- [SUPPLIED DATA]
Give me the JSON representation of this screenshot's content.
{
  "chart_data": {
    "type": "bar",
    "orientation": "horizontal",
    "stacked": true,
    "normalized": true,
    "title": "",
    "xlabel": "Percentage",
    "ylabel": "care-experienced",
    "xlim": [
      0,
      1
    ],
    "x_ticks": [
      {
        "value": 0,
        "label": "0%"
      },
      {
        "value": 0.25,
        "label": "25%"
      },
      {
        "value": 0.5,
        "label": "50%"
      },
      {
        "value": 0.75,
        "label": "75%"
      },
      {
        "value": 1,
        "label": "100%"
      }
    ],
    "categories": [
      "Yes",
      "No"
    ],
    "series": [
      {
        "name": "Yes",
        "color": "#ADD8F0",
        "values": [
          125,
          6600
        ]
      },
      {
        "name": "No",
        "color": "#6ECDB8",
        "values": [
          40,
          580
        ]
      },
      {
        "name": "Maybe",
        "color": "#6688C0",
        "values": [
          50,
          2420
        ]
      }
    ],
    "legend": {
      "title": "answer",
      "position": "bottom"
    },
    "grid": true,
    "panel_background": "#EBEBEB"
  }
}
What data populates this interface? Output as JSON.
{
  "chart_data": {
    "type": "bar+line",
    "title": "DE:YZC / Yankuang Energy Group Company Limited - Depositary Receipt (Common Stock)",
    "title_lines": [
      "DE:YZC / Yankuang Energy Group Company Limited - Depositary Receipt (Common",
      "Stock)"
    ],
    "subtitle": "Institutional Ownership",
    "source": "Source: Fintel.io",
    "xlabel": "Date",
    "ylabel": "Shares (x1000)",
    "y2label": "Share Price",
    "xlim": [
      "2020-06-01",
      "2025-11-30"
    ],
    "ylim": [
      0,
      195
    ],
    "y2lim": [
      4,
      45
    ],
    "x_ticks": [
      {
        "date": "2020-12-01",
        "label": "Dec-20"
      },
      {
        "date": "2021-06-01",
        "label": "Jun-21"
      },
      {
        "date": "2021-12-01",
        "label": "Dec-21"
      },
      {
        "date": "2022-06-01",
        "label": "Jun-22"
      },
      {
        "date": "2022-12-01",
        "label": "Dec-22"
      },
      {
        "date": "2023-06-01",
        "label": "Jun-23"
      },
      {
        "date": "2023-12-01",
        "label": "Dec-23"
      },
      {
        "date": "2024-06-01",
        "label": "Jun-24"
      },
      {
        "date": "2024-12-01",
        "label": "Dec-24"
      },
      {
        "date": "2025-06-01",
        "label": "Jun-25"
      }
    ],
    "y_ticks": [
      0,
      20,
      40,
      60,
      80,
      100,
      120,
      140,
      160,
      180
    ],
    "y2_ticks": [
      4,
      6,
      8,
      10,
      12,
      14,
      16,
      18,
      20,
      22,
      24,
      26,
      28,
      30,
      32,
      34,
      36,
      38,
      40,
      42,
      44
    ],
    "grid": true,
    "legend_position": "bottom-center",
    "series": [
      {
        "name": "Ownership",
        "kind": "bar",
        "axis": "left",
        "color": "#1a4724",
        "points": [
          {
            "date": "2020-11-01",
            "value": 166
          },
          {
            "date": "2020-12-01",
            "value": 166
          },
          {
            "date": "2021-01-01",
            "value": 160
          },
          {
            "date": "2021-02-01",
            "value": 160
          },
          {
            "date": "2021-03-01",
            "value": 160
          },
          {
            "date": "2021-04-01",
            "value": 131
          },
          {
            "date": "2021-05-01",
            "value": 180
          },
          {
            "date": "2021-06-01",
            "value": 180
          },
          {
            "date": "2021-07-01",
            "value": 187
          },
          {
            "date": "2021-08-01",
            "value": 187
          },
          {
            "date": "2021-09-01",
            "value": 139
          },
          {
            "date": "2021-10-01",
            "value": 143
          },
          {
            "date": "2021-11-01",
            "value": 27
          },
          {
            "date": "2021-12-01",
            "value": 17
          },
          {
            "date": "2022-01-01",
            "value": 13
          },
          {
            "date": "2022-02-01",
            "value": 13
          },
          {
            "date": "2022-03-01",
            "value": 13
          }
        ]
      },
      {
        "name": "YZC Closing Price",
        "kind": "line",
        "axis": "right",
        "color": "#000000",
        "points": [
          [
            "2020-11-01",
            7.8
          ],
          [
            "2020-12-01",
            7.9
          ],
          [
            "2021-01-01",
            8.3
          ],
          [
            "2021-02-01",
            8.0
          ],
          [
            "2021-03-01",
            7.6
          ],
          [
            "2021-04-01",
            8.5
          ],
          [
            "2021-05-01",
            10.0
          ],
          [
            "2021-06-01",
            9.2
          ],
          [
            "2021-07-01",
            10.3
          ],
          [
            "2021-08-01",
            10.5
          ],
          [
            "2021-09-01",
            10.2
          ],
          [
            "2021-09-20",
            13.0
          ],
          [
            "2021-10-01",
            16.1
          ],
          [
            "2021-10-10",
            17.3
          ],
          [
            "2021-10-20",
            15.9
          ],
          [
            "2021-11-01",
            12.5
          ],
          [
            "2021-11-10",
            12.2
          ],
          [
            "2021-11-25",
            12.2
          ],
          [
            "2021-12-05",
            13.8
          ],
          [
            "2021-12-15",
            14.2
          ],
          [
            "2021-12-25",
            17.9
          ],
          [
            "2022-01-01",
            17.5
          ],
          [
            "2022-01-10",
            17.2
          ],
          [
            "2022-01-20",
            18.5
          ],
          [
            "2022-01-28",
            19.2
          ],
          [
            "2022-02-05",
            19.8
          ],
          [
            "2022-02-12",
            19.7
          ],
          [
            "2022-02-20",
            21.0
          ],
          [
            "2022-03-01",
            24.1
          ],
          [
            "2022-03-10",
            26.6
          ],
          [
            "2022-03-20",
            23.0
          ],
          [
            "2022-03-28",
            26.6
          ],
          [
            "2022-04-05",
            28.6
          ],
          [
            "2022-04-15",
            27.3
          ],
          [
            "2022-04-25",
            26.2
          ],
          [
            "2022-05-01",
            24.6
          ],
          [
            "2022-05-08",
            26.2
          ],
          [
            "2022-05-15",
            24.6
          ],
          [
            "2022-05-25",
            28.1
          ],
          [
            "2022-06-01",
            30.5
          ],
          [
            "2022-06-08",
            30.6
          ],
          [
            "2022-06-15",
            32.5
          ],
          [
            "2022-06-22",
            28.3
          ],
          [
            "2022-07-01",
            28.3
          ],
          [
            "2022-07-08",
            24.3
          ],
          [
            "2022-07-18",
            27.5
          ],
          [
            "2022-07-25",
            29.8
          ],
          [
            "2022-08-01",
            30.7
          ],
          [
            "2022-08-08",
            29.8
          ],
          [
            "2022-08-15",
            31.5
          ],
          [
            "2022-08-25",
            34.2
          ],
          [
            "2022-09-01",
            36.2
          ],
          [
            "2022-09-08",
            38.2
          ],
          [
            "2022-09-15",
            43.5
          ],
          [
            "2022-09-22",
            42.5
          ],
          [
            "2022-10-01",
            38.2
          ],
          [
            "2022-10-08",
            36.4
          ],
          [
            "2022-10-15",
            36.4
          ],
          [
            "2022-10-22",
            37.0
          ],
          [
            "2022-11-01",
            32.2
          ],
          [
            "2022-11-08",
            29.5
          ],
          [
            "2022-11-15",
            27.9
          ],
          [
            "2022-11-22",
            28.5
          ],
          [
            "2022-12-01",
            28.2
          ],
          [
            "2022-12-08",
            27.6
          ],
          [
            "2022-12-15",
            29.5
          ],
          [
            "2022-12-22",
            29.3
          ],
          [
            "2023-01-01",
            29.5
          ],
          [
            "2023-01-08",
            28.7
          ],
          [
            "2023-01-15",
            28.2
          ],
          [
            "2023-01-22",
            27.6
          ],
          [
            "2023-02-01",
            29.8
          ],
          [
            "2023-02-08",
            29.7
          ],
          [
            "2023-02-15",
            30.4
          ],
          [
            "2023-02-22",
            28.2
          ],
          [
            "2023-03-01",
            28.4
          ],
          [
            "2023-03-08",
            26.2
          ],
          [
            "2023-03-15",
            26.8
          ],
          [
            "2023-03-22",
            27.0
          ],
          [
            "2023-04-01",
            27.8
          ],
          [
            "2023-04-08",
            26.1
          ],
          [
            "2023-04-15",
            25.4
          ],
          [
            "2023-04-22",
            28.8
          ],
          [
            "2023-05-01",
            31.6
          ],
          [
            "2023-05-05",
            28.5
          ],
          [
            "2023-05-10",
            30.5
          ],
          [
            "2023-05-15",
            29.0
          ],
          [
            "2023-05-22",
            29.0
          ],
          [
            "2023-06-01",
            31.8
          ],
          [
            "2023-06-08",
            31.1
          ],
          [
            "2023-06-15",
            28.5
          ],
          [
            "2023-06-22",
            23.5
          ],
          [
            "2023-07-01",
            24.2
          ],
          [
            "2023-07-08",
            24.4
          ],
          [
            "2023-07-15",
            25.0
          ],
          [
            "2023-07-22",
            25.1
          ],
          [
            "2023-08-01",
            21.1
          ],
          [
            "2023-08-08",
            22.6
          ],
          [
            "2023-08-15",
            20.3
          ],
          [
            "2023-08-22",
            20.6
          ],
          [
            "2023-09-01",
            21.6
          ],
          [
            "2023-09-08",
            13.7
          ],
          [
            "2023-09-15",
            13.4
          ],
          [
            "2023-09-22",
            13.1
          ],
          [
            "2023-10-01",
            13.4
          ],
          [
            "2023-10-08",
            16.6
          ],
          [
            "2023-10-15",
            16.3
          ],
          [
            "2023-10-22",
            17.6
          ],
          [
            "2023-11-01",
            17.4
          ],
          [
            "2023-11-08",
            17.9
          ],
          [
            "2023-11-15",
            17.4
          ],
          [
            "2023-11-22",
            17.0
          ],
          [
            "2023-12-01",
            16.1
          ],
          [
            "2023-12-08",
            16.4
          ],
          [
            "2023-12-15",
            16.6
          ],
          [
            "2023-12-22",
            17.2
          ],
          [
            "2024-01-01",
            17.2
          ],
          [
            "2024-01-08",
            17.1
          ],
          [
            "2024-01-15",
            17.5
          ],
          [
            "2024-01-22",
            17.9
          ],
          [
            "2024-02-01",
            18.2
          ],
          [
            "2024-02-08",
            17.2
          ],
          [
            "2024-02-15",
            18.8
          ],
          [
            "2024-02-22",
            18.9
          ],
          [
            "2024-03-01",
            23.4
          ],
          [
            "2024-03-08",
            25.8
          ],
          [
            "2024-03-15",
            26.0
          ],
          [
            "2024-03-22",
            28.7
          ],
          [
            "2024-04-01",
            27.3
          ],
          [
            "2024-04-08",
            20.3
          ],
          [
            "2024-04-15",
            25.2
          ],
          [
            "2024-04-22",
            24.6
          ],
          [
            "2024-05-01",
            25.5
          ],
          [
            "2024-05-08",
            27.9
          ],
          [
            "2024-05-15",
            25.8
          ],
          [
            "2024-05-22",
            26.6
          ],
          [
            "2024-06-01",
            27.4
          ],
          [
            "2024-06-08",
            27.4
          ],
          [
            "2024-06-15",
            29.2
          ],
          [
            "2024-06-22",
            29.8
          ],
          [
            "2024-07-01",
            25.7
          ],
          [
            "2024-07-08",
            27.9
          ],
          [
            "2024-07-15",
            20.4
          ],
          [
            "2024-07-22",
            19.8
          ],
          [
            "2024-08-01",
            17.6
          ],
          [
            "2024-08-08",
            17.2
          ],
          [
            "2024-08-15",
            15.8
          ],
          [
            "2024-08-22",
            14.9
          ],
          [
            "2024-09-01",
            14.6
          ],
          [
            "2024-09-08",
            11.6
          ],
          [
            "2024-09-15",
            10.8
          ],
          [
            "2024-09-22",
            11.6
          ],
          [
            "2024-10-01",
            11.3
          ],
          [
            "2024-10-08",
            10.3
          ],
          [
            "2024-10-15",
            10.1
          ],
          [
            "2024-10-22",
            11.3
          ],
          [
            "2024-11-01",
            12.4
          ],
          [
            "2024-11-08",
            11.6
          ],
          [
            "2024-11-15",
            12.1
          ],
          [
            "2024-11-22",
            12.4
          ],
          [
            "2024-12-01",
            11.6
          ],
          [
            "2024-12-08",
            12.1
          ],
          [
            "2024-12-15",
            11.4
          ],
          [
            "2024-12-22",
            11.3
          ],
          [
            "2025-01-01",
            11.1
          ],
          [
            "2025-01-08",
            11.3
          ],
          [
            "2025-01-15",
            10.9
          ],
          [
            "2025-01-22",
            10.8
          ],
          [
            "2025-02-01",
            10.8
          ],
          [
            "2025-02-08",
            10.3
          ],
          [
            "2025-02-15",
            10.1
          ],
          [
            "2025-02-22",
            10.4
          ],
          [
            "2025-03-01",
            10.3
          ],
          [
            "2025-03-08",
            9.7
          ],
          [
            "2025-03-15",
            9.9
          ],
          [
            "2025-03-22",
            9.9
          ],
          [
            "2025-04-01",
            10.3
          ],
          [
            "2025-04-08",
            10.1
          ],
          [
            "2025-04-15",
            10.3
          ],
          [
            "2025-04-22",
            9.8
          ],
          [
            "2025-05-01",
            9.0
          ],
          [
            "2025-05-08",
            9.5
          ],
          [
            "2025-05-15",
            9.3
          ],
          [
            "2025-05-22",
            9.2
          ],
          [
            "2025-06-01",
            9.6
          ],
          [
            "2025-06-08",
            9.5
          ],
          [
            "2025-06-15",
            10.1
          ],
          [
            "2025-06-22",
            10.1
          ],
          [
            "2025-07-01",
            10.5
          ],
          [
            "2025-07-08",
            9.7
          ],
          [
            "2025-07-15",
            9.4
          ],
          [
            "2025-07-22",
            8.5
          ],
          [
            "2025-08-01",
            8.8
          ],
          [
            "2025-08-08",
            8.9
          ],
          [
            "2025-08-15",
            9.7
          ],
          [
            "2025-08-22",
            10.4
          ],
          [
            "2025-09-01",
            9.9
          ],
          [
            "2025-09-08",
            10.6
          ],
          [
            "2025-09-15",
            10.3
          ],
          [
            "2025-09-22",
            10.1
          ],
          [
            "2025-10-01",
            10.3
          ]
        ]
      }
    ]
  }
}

- [EXERCISE TASK]
Using the entries above, return each line that includes the word "Price".

- [THE RESPONSE]
    "y2label": "Share Price",
        "name": "YZC Closing Price",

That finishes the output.